• [PROBLEM DESCRIPTION] Keep only the lines of the data below that contain the string "submission", copying each one in full. Treat the match as case-sensitive.

Data listing
= = = = = = =

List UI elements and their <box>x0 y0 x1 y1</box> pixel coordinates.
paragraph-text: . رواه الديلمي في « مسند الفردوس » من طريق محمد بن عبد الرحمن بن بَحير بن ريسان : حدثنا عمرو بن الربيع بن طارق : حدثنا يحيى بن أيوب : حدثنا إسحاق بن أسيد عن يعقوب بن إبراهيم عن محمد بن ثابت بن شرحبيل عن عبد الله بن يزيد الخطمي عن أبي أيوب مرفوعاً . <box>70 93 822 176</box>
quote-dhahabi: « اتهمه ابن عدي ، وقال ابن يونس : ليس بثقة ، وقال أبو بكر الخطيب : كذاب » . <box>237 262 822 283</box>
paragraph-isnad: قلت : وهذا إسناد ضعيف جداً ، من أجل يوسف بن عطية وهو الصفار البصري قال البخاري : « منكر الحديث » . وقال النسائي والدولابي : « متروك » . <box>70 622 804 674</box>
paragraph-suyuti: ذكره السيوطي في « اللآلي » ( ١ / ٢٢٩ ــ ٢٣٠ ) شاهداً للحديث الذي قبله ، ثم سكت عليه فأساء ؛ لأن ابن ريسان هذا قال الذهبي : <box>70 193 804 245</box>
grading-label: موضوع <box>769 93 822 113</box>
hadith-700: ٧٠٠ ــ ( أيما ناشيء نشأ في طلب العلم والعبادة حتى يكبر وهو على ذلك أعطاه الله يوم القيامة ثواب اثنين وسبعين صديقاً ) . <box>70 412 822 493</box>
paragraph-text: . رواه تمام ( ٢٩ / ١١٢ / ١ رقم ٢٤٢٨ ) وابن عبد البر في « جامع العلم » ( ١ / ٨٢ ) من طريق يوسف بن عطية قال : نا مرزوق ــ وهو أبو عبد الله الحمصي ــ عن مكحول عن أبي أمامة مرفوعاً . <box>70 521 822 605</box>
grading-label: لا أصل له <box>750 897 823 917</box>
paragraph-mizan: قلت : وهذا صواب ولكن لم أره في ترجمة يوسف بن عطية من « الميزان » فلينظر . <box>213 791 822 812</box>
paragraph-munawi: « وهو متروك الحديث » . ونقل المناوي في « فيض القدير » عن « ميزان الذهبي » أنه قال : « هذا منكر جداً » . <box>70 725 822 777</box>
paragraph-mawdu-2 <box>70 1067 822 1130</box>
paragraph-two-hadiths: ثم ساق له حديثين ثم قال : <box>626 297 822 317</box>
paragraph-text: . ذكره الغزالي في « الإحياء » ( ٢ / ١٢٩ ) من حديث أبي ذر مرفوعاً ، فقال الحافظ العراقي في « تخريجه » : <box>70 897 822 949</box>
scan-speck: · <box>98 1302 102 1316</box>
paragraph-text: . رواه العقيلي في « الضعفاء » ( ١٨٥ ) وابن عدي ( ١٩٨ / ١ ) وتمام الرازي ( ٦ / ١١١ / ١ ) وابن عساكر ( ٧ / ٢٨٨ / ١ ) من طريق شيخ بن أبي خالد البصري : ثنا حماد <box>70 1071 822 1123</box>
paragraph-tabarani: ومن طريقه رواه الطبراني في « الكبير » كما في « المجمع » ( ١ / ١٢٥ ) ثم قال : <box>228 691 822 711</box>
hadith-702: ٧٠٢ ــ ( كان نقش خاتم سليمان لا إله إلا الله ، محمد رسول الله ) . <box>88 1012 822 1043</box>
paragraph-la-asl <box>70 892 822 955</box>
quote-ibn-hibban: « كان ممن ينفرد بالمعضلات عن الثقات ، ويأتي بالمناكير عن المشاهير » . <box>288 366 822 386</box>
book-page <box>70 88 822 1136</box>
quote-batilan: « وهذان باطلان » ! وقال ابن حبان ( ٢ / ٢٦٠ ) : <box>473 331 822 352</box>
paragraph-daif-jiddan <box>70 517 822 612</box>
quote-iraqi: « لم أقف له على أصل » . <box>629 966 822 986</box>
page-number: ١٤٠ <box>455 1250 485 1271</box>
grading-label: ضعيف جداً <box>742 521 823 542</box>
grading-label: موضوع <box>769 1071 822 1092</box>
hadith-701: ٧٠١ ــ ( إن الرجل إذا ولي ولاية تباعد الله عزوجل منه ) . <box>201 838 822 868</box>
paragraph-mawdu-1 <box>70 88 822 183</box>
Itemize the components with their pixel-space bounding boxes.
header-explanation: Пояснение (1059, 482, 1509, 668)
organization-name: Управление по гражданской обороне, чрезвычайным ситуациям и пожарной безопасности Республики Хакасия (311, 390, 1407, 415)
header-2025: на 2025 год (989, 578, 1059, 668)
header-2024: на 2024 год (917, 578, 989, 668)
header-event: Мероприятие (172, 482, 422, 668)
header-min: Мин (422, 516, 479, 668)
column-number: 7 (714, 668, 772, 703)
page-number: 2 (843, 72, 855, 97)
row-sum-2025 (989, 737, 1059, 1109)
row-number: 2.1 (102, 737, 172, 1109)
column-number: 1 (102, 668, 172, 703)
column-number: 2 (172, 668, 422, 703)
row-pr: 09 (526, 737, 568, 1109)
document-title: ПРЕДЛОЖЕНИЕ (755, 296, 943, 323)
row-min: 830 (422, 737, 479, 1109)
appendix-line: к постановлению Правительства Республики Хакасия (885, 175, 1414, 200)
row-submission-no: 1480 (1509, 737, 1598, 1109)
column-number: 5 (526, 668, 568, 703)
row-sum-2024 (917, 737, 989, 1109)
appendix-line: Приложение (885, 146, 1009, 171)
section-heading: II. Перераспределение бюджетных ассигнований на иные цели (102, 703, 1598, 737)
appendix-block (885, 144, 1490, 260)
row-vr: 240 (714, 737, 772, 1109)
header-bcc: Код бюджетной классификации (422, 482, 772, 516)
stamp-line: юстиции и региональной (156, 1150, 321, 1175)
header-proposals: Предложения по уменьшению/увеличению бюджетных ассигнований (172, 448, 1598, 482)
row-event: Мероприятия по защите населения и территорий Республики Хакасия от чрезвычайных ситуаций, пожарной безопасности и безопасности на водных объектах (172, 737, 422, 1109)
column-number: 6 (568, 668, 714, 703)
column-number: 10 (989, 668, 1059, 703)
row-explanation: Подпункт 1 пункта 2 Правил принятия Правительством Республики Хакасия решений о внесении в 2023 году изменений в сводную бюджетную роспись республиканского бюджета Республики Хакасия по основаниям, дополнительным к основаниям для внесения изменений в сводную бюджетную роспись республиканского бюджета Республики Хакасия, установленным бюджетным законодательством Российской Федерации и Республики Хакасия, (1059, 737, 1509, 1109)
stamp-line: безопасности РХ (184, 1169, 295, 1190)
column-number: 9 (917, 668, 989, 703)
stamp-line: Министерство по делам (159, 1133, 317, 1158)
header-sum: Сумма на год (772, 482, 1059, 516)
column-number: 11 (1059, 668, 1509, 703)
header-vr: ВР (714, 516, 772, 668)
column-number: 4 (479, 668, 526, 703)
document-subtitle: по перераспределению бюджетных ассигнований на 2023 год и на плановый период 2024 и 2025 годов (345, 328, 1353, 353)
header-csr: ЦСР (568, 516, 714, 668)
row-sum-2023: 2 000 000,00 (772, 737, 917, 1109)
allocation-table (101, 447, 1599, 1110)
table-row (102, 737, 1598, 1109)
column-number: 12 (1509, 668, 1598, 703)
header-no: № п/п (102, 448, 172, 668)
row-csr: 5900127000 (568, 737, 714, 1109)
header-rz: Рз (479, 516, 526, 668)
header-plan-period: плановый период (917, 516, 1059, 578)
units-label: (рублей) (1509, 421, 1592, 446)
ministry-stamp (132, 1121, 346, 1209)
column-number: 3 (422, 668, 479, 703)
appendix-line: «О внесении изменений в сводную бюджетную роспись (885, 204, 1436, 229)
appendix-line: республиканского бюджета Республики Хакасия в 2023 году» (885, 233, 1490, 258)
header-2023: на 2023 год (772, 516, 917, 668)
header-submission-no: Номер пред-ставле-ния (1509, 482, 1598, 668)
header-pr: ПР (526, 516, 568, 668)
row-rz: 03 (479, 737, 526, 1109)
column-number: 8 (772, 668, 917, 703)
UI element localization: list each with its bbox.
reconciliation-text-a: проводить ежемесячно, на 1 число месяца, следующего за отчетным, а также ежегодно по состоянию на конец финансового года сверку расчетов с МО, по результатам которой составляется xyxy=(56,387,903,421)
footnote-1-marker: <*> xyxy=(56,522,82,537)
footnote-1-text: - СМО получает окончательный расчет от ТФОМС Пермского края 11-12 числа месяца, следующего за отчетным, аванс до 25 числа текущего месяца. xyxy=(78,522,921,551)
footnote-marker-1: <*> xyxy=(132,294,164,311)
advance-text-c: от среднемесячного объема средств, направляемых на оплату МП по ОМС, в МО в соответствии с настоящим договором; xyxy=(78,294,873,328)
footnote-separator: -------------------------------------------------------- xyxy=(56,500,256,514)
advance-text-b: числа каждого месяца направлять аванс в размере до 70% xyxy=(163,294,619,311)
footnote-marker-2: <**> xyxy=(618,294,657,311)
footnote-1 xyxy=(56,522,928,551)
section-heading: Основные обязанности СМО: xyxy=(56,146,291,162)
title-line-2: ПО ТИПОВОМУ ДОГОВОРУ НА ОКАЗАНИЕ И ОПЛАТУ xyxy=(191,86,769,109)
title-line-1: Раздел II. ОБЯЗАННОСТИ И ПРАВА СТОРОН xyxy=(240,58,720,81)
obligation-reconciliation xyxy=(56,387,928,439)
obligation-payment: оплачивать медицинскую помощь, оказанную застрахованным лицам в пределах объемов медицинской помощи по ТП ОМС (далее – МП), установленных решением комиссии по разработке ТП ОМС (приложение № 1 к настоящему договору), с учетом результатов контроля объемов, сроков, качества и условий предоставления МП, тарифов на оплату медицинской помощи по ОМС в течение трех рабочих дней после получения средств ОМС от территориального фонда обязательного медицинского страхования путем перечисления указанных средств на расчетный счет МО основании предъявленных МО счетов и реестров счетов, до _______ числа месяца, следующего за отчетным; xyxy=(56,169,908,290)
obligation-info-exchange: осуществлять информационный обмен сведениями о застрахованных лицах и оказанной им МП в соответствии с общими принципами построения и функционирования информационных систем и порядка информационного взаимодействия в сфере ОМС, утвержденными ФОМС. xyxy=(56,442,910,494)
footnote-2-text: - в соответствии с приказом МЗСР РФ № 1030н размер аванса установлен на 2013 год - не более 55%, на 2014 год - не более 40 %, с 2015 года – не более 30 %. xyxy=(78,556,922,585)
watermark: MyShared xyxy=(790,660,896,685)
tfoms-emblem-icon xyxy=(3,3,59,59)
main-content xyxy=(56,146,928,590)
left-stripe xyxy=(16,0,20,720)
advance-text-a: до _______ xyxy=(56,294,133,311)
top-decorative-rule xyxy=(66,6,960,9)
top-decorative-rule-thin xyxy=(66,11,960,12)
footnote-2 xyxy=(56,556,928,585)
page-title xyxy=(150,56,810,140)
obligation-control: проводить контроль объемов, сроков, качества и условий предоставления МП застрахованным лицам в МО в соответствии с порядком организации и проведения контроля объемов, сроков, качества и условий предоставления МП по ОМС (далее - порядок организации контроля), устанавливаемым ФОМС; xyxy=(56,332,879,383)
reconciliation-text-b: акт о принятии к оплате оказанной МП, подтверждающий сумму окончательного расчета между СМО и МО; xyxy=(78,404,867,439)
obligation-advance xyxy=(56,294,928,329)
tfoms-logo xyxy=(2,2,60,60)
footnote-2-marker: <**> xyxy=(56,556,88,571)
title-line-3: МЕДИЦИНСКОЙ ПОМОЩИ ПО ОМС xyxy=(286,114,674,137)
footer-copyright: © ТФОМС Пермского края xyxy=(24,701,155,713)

= = = = = = =

• [OUTPUT]
row-submission-no: 1480 (1509, 737, 1598, 1109)
header-submission-no: Номер пред-ставле-ния (1509, 482, 1598, 668)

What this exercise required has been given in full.